§ **What is expected**:
Restate exactly the lines below, from the one containing "Read out every word on this page." through the final line, and leave out the pictures.
++++ Exercise input ++++
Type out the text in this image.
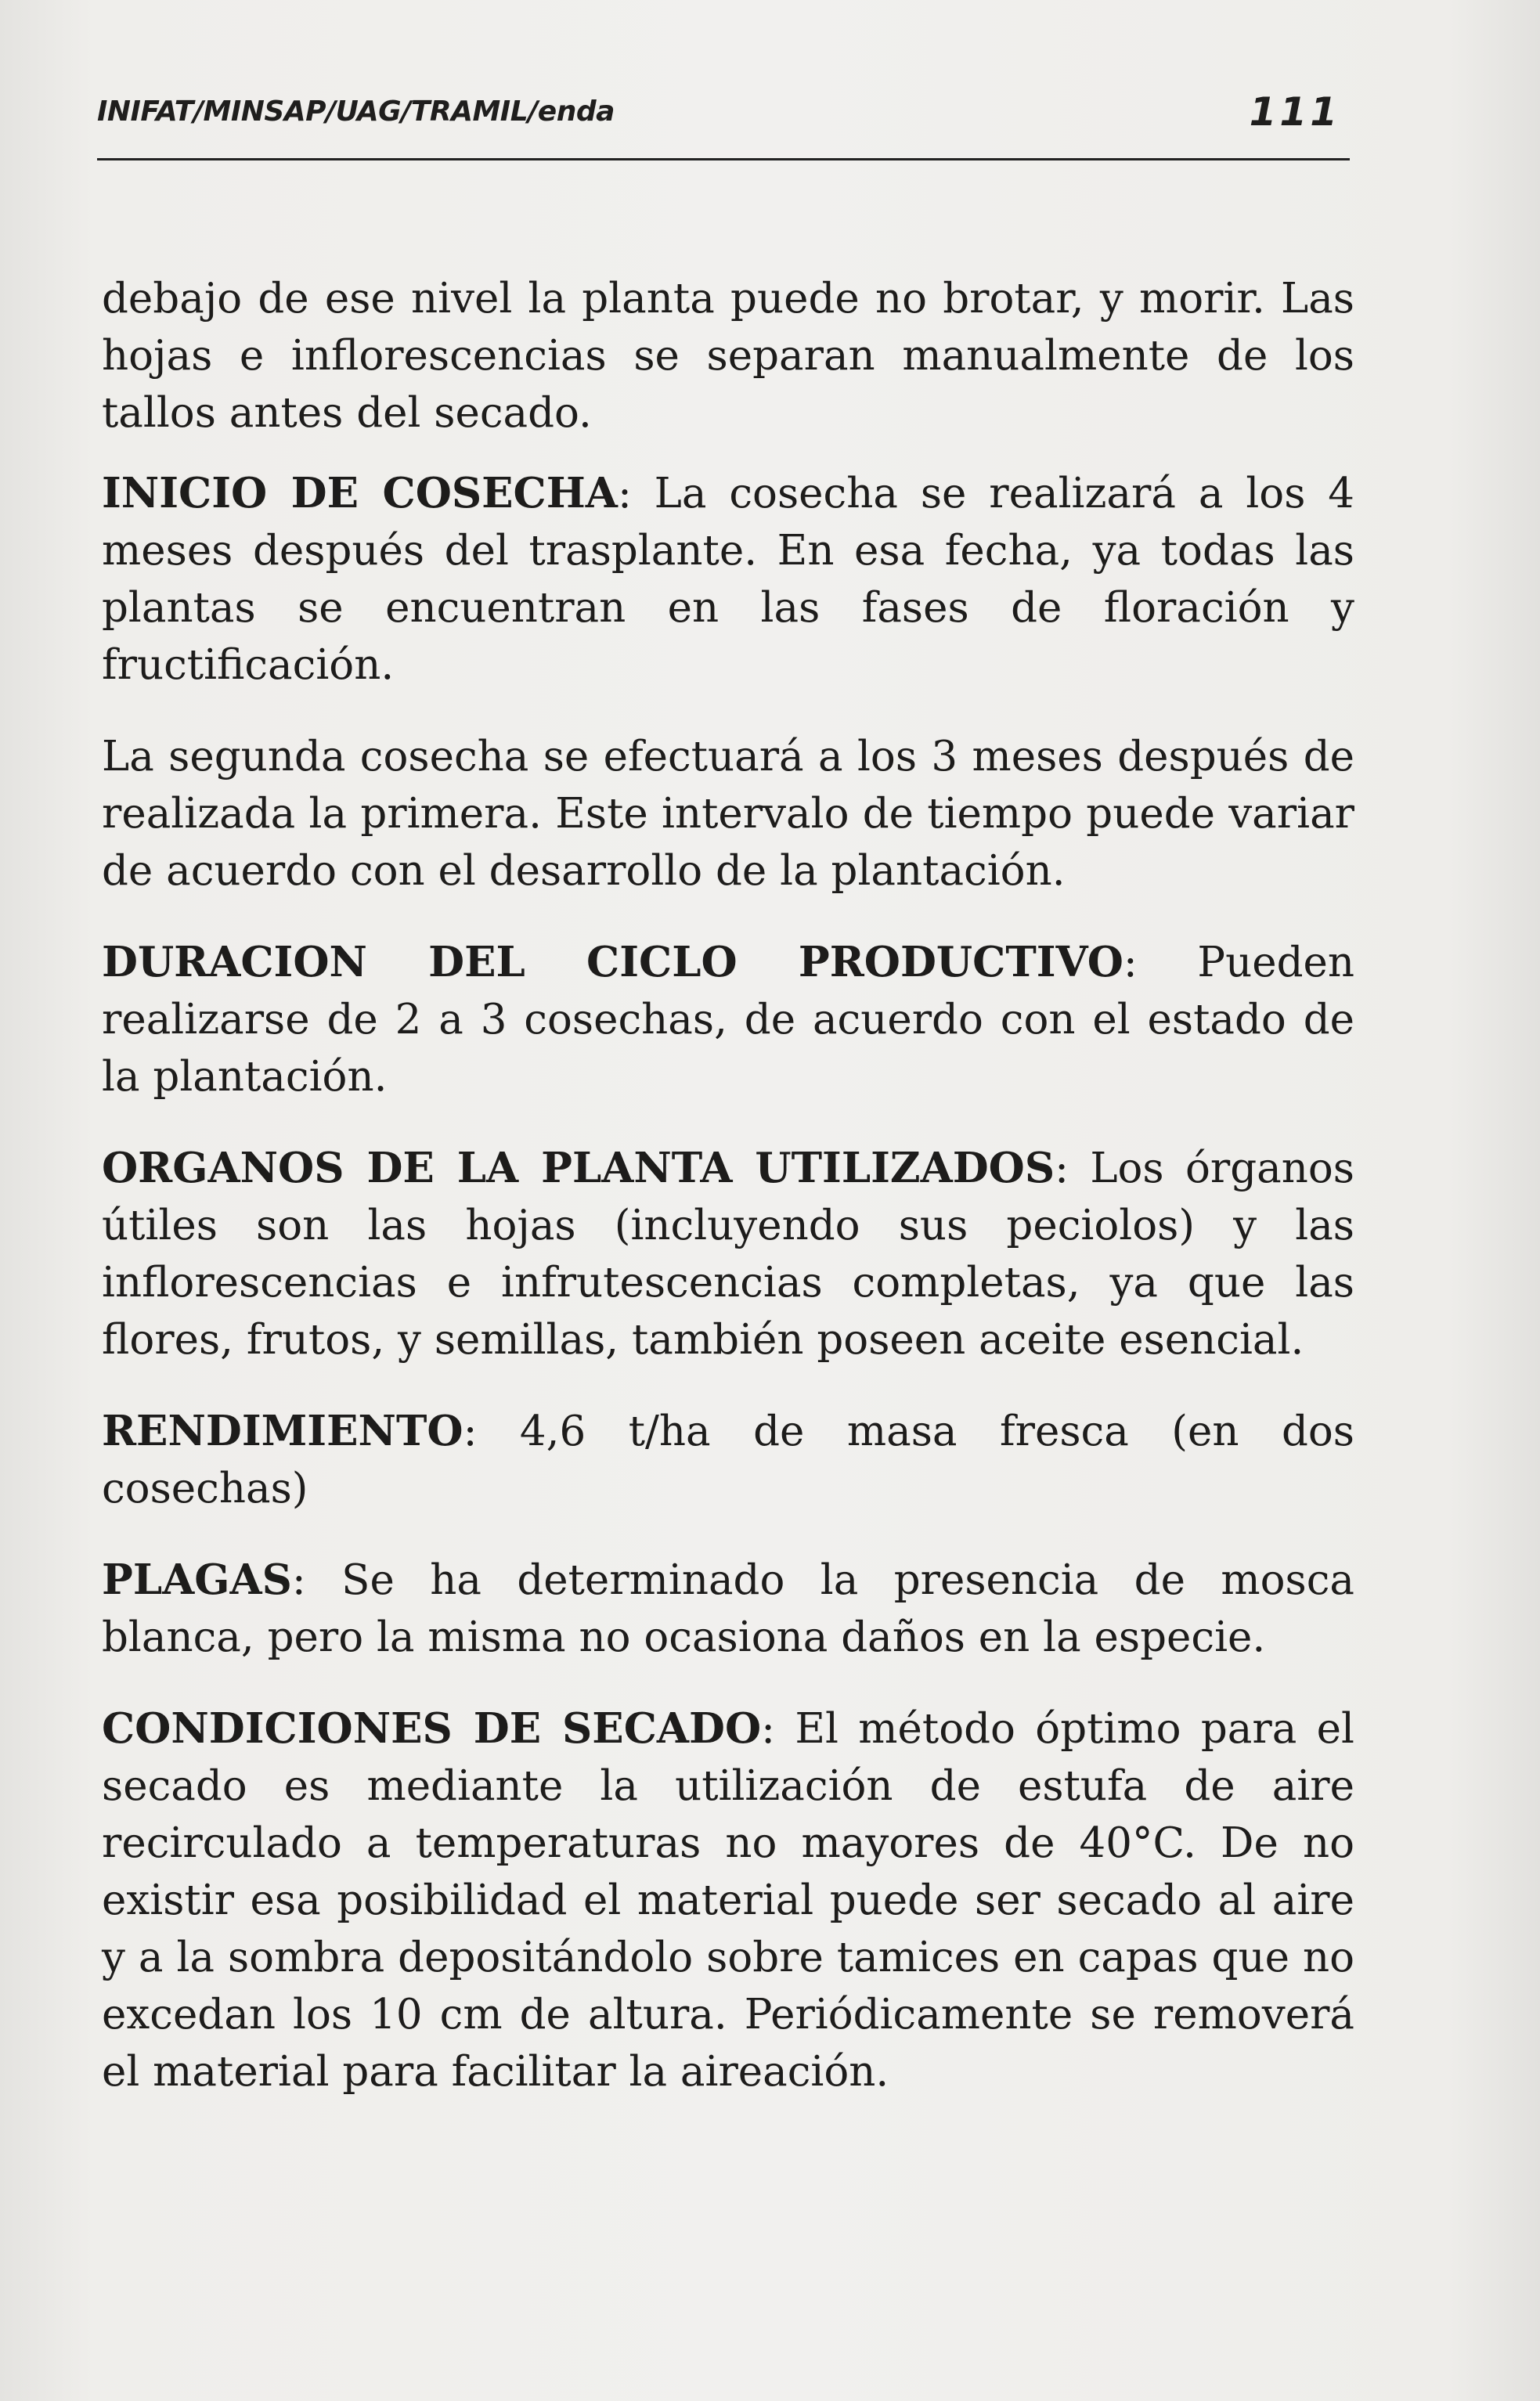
INIFAT/MINSAP/UAG/TRAMIL/enda	111

debajo de ese nivel la planta puede no brotar, y morir. Las hojas e inflorescencias se separan manualmente de los tallos antes del secado.

INICIO DE COSECHA: La cosecha se realizará a los 4 meses después del trasplante. En esa fecha, ya todas las plantas se encuentran en las fases de floración y fructificación.

La segunda cosecha se efectuará a los 3 meses después de realizada la primera. Este intervalo de tiempo puede variar de acuerdo con el desarrollo de la plantación.

DURACION DEL CICLO PRODUCTIVO: Pueden realizarse de 2 a 3 cosechas, de acuerdo con el estado de la plantación.

ORGANOS DE LA PLANTA UTILIZADOS: Los órganos útiles son las hojas (incluyendo sus peciolos) y las inflorescencias e infrutescencias completas, ya que las flores, frutos, y semillas, también poseen aceite esencial.

RENDIMIENTO: 4,6 t/ha de masa fresca (en dos cosechas)

PLAGAS: Se ha determinado la presencia de mosca blanca, pero la misma no ocasiona daños en la especie.

CONDICIONES DE SECADO: El método óptimo para el secado es mediante la utilización de estufa de aire recirculado a temperaturas no mayores de 40°C. De no existir esa posibilidad el material puede ser secado al aire y a la sombra depositándolo sobre tamices en capas que no excedan los 10 cm de altura. Periódicamente se removerá el material para facilitar la aireación.
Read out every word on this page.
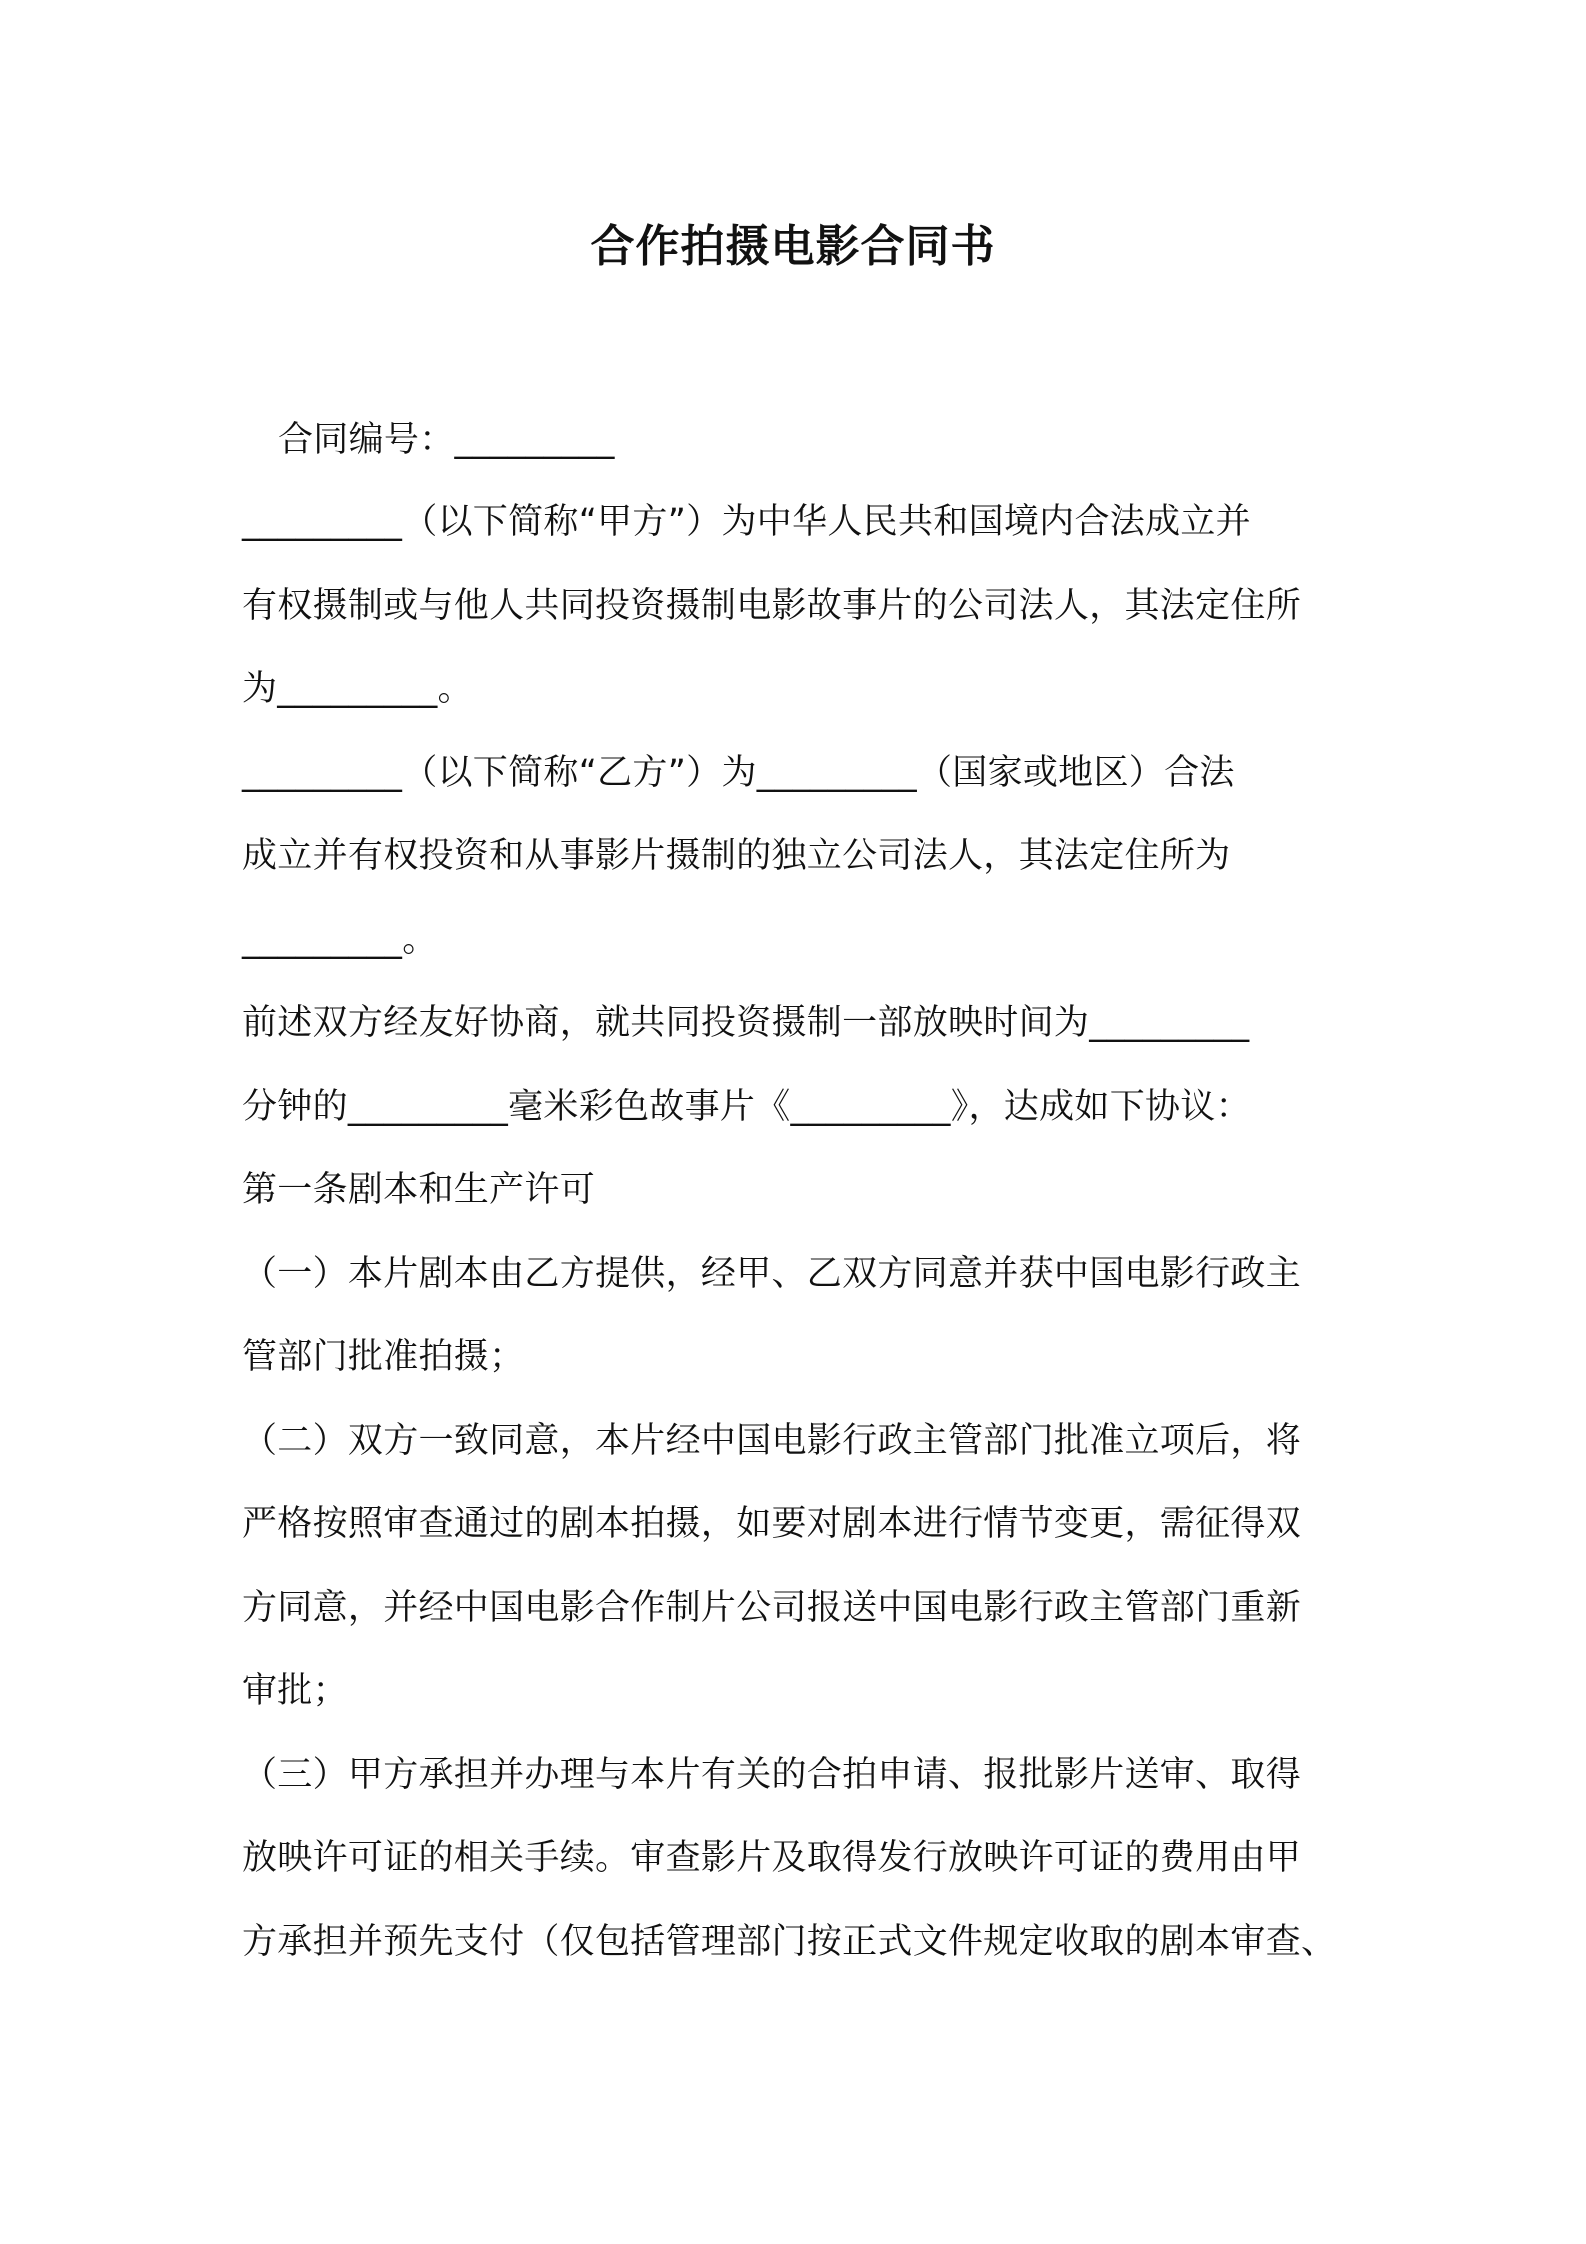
合作拍摄电影合同书
合同编号：_________
_________（以下简称“甲方”）为中华人民共和国境内合法成立并
有权摄制或与他人共同投资摄制电影故事片的公司法人，其法定住所
为_________。
_________（以下简称“乙方”）为_________（国家或地区）合法
成立并有权投资和从事影片摄制的独立公司法人，其法定住所为
_________。
前述双方经友好协商，就共同投资摄制一部放映时间为_________
分钟的_________毫米彩色故事片《_________》，达成如下协议：
第一条剧本和生产许可
（一）本片剧本由乙方提供，经甲、乙双方同意并获中国电影行政主
管部门批准拍摄；
（二）双方一致同意，本片经中国电影行政主管部门批准立项后，将
严格按照审查通过的剧本拍摄，如要对剧本进行情节变更，需征得双
方同意，并经中国电影合作制片公司报送中国电影行政主管部门重新
审批；
（三）甲方承担并办理与本片有关的合拍申请、报批影片送审、取得
放映许可证的相关手续。审查影片及取得发行放映许可证的费用由甲
方承担并预先支付（仅包括管理部门按正式文件规定收取的剧本审查、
++++
§ **Final answer**:
Read out every word on this page.
合作拍摄电影合同书
合同编号：_________
_________（以下简称“甲方”）为中华人民共和国境内合法成立并
有权摄制或与他人共同投资摄制电影故事片的公司法人，其法定住所
为_________。
_________（以下简称“乙方”）为_________（国家或地区）合法
成立并有权投资和从事影片摄制的独立公司法人，其法定住所为
_________。
前述双方经友好协商，就共同投资摄制一部放映时间为_________
分钟的_________毫米彩色故事片《_________》，达成如下协议：
第一条剧本和生产许可
（一）本片剧本由乙方提供，经甲、乙双方同意并获中国电影行政主
管部门批准拍摄；
（二）双方一致同意，本片经中国电影行政主管部门批准立项后，将
严格按照审查通过的剧本拍摄，如要对剧本进行情节变更，需征得双
方同意，并经中国电影合作制片公司报送中国电影行政主管部门重新
审批；
（三）甲方承担并办理与本片有关的合拍申请、报批影片送审、取得
放映许可证的相关手续。审查影片及取得发行放映许可证的费用由甲
方承担并预先支付（仅包括管理部门按正式文件规定收取的剧本审查、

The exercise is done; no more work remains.